**WRITTEN INSTRUCTION:** From the listing, collect all lines containing the word "Nopeudenrajoitin".

**RECORD EXTRACTS:**

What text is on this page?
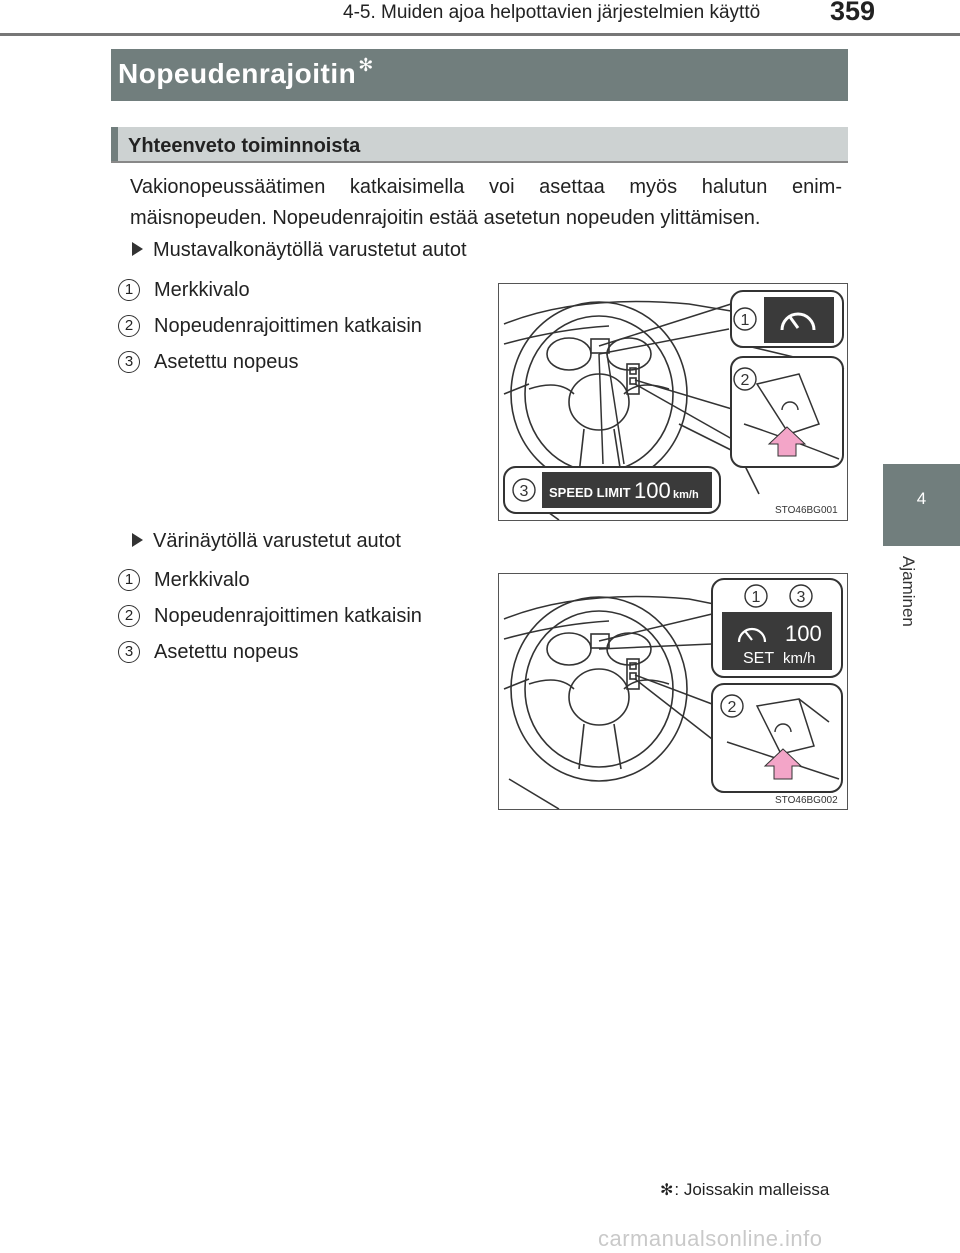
4-5. Muiden ajoa helpottavien järjestelmien käyttö	359
4
Ajaminen
Nopeudenrajoitin ✻
Yhteenveto toiminnoista

Vakionopeussäätimen katkaisimella voi asettaa myös halutun enim-mäisnopeuden. Nopeudenrajoitin estää asetetun nopeuden ylittämisen.

Mustavalkonäytöllä varustetut autot
1 Merkkivalo
2 Nopeudenrajoittimen katkaisin
3 Asetettu nopeus
3 SPEED LIMIT 100 km/h
1
2
STO46BG001
Värinäytöllä varustetut autot
1 Merkkivalo
2 Nopeudenrajoittimen katkaisin
3 Asetettu nopeus	SET
100
km/h
1 3
2
STO46BG002
✻: Joissakin malleissa
carmanualsonline.info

**THE SOLUTION:**
Nopeudenrajoitin ✻
Vakionopeussäätimen katkaisimella voi asettaa myös halutun enim-mäisnopeuden. Nopeudenrajoitin estää asetetun nopeuden ylittämisen.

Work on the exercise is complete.